▶ _Requirement_:
Tally the lines of the listing that contain the word "الكيماوية", then give the total and nothing else.

▶ _Exercise materials_:

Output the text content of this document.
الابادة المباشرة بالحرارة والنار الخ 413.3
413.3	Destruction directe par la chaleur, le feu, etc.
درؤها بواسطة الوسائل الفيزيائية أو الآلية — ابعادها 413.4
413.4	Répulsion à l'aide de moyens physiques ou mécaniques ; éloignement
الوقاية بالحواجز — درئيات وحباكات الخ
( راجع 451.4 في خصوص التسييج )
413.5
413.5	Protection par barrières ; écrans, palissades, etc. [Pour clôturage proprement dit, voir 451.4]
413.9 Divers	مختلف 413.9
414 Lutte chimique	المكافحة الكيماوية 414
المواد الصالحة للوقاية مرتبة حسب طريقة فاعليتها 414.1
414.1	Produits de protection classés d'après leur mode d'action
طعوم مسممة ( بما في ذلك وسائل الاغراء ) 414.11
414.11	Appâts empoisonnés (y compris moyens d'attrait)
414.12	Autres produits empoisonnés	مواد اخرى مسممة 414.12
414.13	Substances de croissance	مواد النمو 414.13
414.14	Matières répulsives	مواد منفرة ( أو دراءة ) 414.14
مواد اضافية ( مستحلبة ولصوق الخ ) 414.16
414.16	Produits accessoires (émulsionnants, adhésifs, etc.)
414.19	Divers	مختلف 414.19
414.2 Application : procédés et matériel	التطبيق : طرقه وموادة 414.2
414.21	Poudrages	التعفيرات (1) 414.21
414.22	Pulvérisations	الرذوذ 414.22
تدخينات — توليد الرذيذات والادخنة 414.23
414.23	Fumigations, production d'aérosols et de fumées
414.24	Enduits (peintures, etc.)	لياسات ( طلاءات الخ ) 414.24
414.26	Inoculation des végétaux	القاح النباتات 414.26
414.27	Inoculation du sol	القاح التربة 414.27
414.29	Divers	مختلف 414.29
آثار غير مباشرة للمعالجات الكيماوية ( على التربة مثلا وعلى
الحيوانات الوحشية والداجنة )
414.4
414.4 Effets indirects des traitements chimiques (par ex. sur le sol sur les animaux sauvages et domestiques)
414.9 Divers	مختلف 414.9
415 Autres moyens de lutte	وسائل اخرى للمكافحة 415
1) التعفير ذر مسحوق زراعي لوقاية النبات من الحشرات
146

▶ _Answer to this task_:
2